* Start DATASET CONTENT *
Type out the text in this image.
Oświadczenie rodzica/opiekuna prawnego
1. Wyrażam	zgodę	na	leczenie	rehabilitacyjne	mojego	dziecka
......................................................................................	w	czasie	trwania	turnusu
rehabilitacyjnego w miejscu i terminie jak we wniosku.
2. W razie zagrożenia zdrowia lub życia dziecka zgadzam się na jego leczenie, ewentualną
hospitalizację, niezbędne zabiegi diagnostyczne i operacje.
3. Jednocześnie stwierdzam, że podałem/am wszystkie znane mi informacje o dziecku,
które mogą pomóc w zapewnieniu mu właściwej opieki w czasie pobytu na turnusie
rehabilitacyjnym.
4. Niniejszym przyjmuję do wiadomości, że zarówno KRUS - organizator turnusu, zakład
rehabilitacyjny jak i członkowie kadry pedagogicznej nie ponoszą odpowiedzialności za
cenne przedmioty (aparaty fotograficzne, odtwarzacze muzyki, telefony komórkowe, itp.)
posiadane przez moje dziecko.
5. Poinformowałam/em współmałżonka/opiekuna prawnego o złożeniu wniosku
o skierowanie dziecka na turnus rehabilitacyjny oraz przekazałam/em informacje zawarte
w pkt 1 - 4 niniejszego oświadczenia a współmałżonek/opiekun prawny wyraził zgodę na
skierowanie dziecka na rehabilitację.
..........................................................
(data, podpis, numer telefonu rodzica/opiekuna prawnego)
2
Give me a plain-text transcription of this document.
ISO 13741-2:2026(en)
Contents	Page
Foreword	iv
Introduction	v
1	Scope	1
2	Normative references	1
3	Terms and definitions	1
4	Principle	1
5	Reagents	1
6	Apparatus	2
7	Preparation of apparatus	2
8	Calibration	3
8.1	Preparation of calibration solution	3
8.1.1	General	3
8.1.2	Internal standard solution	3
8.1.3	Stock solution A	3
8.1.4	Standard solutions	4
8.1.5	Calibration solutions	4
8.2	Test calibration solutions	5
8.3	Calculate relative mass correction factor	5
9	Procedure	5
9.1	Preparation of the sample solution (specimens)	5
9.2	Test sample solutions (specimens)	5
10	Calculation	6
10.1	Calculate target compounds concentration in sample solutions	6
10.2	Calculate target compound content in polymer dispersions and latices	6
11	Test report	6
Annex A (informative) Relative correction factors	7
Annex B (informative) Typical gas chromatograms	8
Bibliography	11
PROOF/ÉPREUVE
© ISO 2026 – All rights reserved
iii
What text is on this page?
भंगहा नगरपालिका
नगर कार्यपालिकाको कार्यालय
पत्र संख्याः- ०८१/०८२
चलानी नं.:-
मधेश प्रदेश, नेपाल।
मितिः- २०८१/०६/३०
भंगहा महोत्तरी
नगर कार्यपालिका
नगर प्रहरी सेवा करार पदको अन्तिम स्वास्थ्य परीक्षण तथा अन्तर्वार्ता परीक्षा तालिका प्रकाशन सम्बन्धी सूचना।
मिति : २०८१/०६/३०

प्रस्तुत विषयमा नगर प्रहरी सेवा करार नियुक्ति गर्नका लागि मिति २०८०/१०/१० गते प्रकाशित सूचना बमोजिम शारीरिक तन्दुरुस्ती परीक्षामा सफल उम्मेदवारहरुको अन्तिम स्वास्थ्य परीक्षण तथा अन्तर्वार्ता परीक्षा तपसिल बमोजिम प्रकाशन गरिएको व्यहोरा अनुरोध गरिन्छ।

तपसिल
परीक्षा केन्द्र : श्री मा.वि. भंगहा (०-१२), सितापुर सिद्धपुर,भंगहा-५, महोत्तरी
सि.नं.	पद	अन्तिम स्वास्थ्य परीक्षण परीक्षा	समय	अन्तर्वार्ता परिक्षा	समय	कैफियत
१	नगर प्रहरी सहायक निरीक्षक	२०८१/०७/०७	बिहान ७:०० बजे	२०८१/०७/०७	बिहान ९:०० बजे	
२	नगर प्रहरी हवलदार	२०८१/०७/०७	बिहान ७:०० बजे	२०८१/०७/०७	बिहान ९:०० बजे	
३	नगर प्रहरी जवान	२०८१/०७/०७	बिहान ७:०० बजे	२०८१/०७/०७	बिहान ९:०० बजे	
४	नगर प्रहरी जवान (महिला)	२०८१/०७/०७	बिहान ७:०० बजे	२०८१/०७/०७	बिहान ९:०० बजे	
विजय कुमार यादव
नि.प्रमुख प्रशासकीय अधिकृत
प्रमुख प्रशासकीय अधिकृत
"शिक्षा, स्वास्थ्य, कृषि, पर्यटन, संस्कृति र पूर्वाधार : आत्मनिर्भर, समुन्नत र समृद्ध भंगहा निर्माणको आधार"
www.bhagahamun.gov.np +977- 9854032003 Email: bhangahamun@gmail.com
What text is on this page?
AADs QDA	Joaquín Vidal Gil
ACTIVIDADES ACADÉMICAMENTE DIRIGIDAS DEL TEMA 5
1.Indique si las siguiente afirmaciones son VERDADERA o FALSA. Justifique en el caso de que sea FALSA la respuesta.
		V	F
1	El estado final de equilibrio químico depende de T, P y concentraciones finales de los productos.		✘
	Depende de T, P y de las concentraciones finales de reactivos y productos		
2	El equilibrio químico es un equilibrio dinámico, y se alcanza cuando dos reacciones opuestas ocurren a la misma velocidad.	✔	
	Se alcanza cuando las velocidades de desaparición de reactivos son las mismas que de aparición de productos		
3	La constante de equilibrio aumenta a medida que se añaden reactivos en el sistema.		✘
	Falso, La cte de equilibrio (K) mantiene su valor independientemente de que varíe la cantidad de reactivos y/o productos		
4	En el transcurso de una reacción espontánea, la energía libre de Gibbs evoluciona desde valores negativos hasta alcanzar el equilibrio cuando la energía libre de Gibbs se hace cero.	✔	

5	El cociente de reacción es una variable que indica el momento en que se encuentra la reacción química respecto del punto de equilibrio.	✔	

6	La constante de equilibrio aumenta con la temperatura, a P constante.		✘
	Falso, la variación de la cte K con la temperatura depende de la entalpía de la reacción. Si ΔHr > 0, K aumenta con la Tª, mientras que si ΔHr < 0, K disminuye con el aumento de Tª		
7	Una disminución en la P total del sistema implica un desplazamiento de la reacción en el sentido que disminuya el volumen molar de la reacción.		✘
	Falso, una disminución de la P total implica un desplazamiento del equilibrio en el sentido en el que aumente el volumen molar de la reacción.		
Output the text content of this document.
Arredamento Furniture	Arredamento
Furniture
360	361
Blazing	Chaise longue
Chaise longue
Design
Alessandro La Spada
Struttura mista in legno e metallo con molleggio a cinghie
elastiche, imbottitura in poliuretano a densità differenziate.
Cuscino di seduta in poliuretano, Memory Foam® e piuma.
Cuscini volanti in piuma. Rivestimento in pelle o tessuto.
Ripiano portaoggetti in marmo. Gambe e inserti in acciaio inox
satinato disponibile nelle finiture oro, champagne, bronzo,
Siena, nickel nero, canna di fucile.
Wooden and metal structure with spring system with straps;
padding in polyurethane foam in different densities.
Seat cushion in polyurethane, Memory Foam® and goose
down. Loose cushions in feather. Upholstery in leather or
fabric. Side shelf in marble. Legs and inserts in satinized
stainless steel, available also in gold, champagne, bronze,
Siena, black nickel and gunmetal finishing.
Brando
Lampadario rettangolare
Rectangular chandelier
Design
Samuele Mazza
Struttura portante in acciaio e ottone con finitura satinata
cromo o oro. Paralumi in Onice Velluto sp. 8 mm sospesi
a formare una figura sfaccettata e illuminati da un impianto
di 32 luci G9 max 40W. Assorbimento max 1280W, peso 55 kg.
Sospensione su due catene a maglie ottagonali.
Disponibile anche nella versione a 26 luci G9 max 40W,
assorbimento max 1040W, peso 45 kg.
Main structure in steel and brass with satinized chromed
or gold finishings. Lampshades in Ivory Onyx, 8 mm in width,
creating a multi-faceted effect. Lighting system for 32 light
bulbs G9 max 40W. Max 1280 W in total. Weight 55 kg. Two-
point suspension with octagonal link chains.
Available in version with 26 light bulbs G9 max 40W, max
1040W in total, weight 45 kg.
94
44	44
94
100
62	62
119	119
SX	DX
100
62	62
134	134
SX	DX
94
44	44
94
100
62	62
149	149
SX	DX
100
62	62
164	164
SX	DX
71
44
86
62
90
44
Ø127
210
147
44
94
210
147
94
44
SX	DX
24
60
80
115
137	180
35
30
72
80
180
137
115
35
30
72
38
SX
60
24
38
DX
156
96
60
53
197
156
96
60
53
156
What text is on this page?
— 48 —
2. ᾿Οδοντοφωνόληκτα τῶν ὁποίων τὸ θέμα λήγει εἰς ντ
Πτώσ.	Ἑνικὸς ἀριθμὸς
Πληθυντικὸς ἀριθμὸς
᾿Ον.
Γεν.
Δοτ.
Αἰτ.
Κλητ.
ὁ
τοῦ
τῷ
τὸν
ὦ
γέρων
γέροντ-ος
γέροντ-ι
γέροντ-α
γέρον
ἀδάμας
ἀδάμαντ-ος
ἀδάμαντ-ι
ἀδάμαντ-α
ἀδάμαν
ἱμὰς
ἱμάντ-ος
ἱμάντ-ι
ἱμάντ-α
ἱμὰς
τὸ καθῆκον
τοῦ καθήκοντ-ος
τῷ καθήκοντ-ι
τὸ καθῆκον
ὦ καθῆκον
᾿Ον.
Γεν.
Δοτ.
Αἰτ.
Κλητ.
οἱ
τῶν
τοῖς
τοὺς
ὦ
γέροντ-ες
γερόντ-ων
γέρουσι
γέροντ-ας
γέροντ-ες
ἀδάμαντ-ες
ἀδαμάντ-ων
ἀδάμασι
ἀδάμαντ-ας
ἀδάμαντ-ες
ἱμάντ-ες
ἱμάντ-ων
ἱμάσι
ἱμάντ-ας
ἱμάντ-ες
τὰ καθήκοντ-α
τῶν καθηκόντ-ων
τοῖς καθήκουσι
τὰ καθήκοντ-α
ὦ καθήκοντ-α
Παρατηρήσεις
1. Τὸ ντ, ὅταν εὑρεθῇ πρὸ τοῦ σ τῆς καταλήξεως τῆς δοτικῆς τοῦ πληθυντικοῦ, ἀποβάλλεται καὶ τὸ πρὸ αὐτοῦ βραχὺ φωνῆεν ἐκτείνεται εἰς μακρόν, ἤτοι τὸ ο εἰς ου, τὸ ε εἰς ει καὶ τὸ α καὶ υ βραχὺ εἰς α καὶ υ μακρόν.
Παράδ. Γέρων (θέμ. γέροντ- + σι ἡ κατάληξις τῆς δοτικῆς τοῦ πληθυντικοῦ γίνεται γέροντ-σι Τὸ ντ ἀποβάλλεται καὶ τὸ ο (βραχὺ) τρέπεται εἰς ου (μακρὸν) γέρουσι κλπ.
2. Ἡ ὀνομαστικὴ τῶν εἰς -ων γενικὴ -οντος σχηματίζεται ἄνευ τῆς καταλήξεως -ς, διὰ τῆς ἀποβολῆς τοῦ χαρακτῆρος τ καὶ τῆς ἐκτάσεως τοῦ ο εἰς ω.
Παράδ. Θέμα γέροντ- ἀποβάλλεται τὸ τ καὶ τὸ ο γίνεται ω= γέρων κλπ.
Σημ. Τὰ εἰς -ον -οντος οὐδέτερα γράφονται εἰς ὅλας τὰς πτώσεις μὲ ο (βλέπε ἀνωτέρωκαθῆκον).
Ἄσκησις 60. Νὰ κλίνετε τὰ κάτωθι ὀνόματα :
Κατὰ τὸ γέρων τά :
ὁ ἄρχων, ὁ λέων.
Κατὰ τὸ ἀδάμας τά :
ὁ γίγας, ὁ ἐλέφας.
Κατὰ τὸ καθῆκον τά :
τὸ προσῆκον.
* End DATASET CONTENT *
* [AIM]: Report how many lines in the records above contain the word "disminución", giving only the number.

* [TASK ANSWER]: 2